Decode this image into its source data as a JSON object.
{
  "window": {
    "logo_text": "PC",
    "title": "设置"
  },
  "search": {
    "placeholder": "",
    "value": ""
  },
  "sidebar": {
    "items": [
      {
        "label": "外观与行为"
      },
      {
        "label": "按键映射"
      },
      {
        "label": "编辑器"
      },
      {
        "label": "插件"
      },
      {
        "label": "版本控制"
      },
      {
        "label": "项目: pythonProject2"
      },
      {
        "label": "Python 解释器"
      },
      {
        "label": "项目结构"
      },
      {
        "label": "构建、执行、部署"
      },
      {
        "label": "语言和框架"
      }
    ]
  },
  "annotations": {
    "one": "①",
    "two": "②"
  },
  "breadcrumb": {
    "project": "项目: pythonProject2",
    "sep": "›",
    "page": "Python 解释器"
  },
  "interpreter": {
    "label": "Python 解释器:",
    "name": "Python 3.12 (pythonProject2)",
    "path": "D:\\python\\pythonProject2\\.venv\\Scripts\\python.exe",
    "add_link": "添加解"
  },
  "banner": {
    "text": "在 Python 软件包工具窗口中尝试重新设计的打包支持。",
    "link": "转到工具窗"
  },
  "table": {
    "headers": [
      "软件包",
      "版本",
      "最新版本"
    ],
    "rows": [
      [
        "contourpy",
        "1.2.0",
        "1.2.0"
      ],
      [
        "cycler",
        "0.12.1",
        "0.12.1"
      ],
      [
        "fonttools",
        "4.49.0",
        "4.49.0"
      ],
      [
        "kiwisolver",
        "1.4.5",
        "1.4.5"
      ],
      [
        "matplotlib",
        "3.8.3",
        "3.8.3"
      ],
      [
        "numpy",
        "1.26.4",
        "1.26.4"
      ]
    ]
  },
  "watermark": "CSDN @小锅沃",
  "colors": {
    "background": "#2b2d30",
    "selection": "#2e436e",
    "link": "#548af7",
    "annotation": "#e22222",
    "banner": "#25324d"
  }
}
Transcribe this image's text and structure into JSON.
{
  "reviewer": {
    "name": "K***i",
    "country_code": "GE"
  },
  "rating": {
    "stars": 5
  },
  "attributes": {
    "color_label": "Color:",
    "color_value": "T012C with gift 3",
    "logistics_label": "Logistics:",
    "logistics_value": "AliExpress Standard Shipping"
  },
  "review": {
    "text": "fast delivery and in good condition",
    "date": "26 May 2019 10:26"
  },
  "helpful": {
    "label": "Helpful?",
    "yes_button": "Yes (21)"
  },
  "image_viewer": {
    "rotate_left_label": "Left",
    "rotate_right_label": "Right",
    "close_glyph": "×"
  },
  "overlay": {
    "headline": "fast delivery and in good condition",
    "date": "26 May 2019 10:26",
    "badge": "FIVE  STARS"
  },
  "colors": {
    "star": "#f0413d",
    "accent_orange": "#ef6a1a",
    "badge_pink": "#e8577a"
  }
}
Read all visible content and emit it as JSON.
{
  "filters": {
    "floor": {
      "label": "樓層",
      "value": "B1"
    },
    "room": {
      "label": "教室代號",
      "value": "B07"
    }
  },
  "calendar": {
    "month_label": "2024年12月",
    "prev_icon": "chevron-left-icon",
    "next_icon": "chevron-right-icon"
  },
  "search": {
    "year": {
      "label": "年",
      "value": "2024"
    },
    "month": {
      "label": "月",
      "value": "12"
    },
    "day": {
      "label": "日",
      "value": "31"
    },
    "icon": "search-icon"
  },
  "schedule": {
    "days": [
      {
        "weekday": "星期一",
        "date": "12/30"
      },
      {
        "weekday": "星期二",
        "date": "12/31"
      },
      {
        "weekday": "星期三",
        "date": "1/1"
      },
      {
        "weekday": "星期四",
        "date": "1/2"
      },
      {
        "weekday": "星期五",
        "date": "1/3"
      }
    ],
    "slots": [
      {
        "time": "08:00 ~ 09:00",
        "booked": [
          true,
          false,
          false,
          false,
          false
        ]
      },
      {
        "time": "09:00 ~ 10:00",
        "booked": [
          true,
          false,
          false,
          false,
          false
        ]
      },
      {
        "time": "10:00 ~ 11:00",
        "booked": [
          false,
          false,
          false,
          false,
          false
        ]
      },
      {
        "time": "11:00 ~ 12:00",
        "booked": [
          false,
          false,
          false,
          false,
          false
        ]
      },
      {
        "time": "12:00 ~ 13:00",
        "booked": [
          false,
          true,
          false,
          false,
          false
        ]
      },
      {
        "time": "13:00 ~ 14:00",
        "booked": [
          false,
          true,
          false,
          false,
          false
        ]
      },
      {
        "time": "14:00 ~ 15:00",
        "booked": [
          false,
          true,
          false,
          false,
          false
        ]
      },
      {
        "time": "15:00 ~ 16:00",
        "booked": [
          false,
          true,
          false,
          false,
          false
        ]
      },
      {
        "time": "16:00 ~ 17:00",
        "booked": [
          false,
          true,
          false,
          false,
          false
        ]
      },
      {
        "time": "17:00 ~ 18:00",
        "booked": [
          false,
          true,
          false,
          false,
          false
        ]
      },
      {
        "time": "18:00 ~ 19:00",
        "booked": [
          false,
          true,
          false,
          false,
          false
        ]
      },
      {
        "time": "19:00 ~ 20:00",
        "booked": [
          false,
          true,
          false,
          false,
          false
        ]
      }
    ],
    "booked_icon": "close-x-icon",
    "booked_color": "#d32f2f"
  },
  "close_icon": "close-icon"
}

### Direction
Note every line above where the string "delivery" shows up, and copy those lines.

### Written solution
    "text": "fast delivery and in good condition",
    "headline": "fast delivery and in good condition",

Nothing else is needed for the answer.